> _WRITTEN PROBLEM_:
Copy the data that follows, character for character, minus the pictures.

______________________________

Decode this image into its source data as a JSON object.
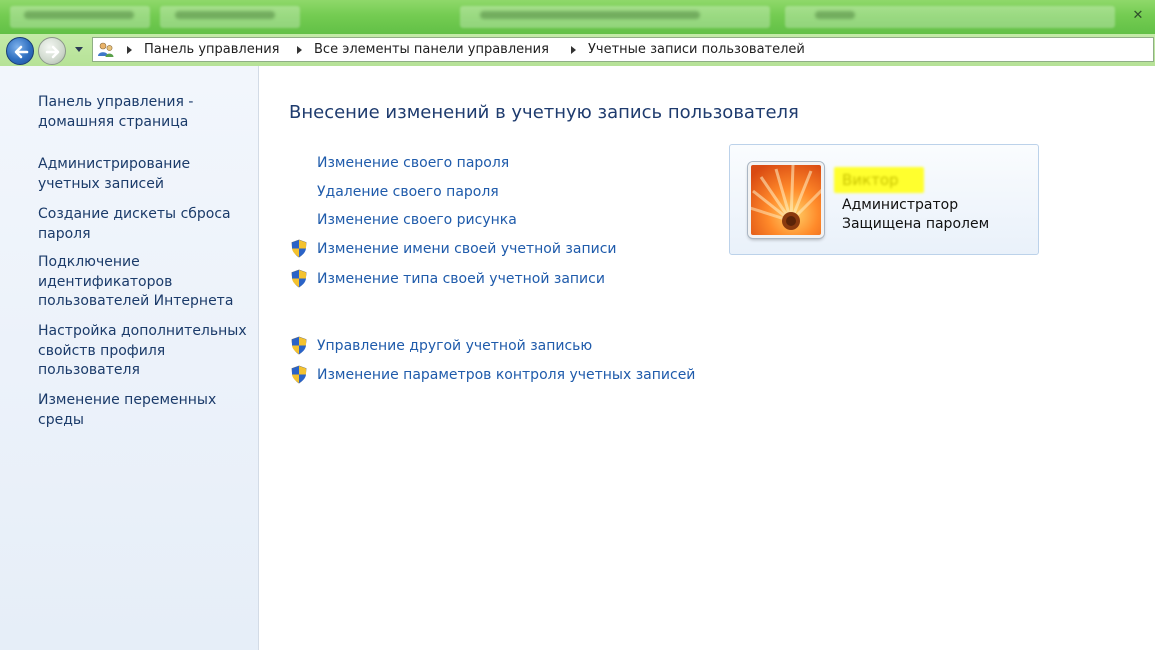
{
  "window": {
    "close_glyph": "✕"
  },
  "address_bar": {
    "icon": "user-accounts-icon",
    "breadcrumbs": [
      {
        "label": "Панель управления"
      },
      {
        "label": "Все элементы панели управления"
      },
      {
        "label": "Учетные записи пользователей"
      }
    ]
  },
  "sidebar": {
    "items": [
      {
        "label": "Панель управления - домашняя страница"
      },
      {
        "label": "Администрирование учетных записей"
      },
      {
        "label": "Создание дискеты сброса пароля"
      },
      {
        "label": "Подключение идентификаторов пользователей Интернета"
      },
      {
        "label": "Настройка дополнительных свойств профиля пользователя"
      },
      {
        "label": "Изменение переменных среды"
      }
    ]
  },
  "main": {
    "title": "Внесение изменений в учетную запись пользователя",
    "tasks": [
      {
        "label": "Изменение своего пароля",
        "icon": null
      },
      {
        "label": "Удаление своего пароля",
        "icon": null
      },
      {
        "label": "Изменение своего рисунка",
        "icon": null
      },
      {
        "label": "Изменение имени своей учетной записи",
        "icon": "uac-shield-icon"
      },
      {
        "label": "Изменение типа своей учетной записи",
        "icon": "uac-shield-icon"
      }
    ],
    "other_tasks": [
      {
        "label": "Управление другой учетной записью",
        "icon": "uac-shield-icon"
      },
      {
        "label": "Изменение параметров контроля учетных записей",
        "icon": "uac-shield-icon"
      }
    ]
  },
  "user_card": {
    "name": "Виктор",
    "role": "Администратор",
    "status": "Защищена паролем",
    "picture": "orange-flower-avatar",
    "name_highlight_color": "#ffff2e"
  },
  "colors": {
    "title_bar": "#74cc52",
    "nav_bar": "#b6e297",
    "link": "#1f5bab",
    "heading": "#1e3b6e",
    "sidebar_bg": "#e6eef8"
  }
}
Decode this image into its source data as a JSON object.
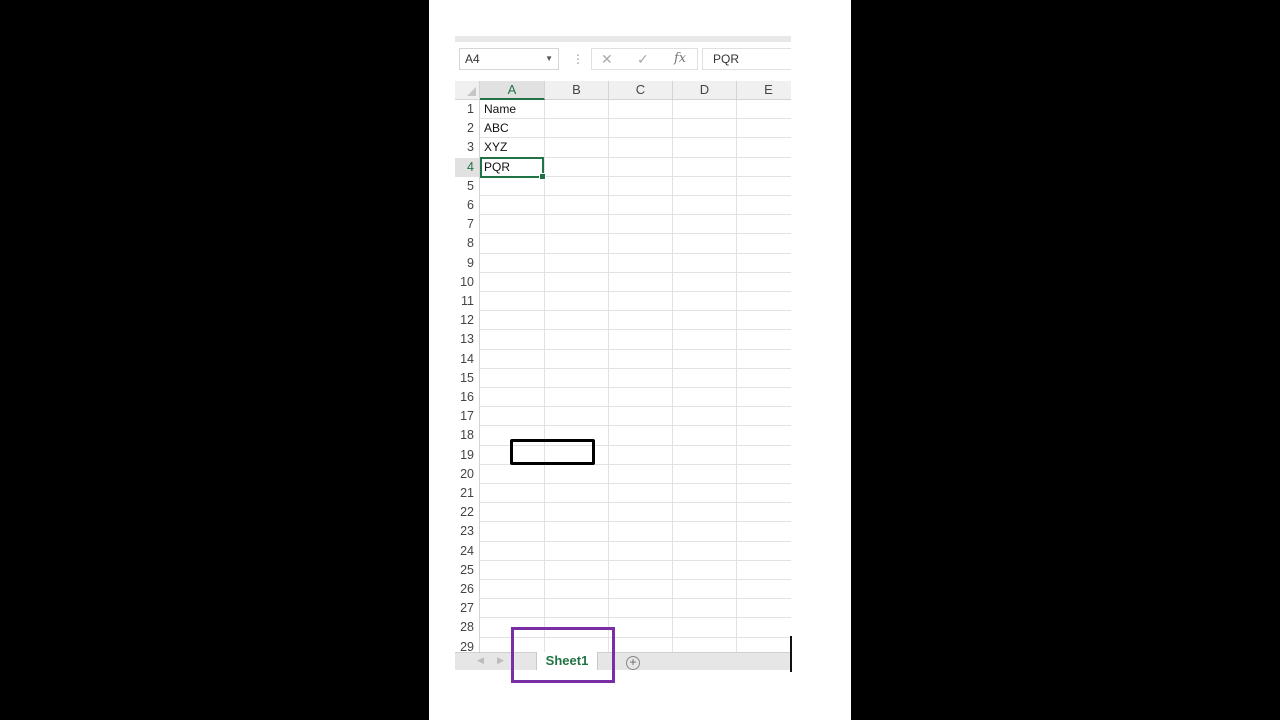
{
  "formula_bar": {
    "name_box": "A4",
    "cancel_icon": "close-icon",
    "enter_icon": "check-icon",
    "fx_label": "fx",
    "content": "PQR"
  },
  "columns": [
    "A",
    "B",
    "C",
    "D",
    "E"
  ],
  "rows": [
    "1",
    "2",
    "3",
    "4",
    "5",
    "6",
    "7",
    "8",
    "9",
    "10",
    "11",
    "12",
    "13",
    "14",
    "15",
    "16",
    "17",
    "18",
    "19",
    "20",
    "21",
    "22",
    "23",
    "24",
    "25",
    "26",
    "27",
    "28",
    "29"
  ],
  "cells": {
    "A1": "Name",
    "A2": "ABC",
    "A3": "XYZ",
    "A4": "PQR"
  },
  "selected_cell": "A4",
  "sheets": {
    "tabs": [
      "Sheet1"
    ],
    "add_icon": "plus-circle-icon"
  },
  "colors": {
    "accent": "#217346",
    "annotation_highlight": "#7a2ea6"
  }
}
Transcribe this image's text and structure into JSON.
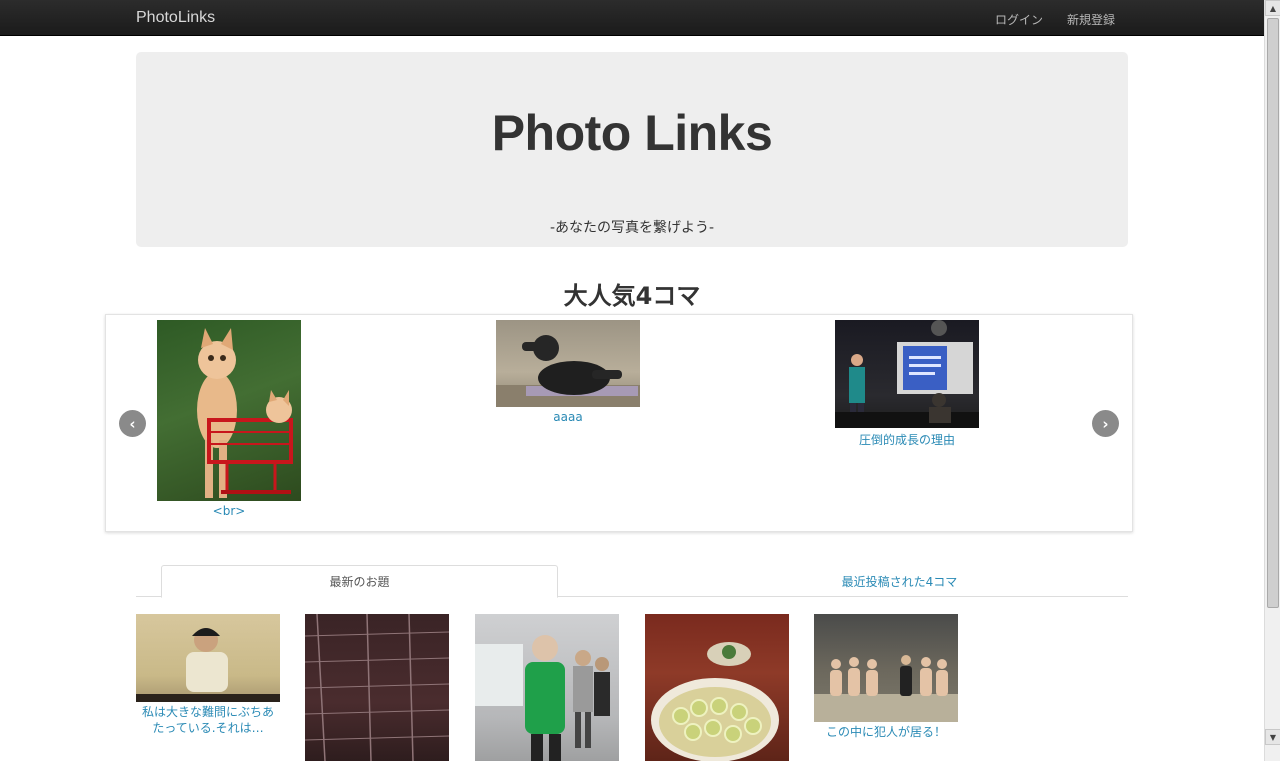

______________________________

> _ANSWER BELOW_:
Decode this image into its source data as a JSON object.
{
  "window": {
    "close_glyph": "✕"
  },
  "address_bar": {
    "icon": "user-accounts-icon",
    "breadcrumbs": [
      {
        "label": "Панель управления"
      },
      {
        "label": "Все элементы панели управления"
      },
      {
        "label": "Учетные записи пользователей"
      }
    ]
  },
  "sidebar": {
    "items": [
      {
        "label": "Панель управления - домашняя страница"
      },
      {
        "label": "Администрирование учетных записей"
      },
      {
        "label": "Создание дискеты сброса пароля"
      },
      {
        "label": "Подключение идентификаторов пользователей Интернета"
      },
      {
        "label": "Настройка дополнительных свойств профиля пользователя"
      },
      {
        "label": "Изменение переменных среды"
      }
    ]
  },
  "main": {
    "title": "Внесение изменений в учетную запись пользователя",
    "tasks": [
      {
        "label": "Изменение своего пароля",
        "icon": null
      },
      {
        "label": "Удаление своего пароля",
        "icon": null
      },
      {
        "label": "Изменение своего рисунка",
        "icon": null
      },
      {
        "label": "Изменение имени своей учетной записи",
        "icon": "uac-shield-icon"
      },
      {
        "label": "Изменение типа своей учетной записи",
        "icon": "uac-shield-icon"
      }
    ],
    "other_tasks": [
      {
        "label": "Управление другой учетной записью",
        "icon": "uac-shield-icon"
      },
      {
        "label": "Изменение параметров контроля учетных записей",
        "icon": "uac-shield-icon"
      }
    ]
  },
  "user_card": {
    "name": "Виктор",
    "role": "Администратор",
    "status": "Защищена паролем",
    "picture": "orange-flower-avatar",
    "name_highlight_color": "#ffff2e"
  },
  "colors": {
    "title_bar": "#74cc52",
    "nav_bar": "#b6e297",
    "link": "#1f5bab",
    "heading": "#1e3b6e",
    "sidebar_bg": "#e6eef8"
  }
}
Decode this image into its source data as a JSON object.
{
  "formula_bar": {
    "name_box": "A4",
    "cancel_icon": "close-icon",
    "enter_icon": "check-icon",
    "fx_label": "fx",
    "content": "PQR"
  },
  "columns": [
    "A",
    "B",
    "C",
    "D",
    "E"
  ],
  "rows": [
    "1",
    "2",
    "3",
    "4",
    "5",
    "6",
    "7",
    "8",
    "9",
    "10",
    "11",
    "12",
    "13",
    "14",
    "15",
    "16",
    "17",
    "18",
    "19",
    "20",
    "21",
    "22",
    "23",
    "24",
    "25",
    "26",
    "27",
    "28",
    "29"
  ],
  "cells": {
    "A1": "Name",
    "A2": "ABC",
    "A3": "XYZ",
    "A4": "PQR"
  },
  "selected_cell": "A4",
  "sheets": {
    "tabs": [
      "Sheet1"
    ],
    "add_icon": "plus-circle-icon"
  },
  "colors": {
    "accent": "#217346",
    "annotation_highlight": "#7a2ea6"
  }
}
Transcribe this image's text and structure into JSON.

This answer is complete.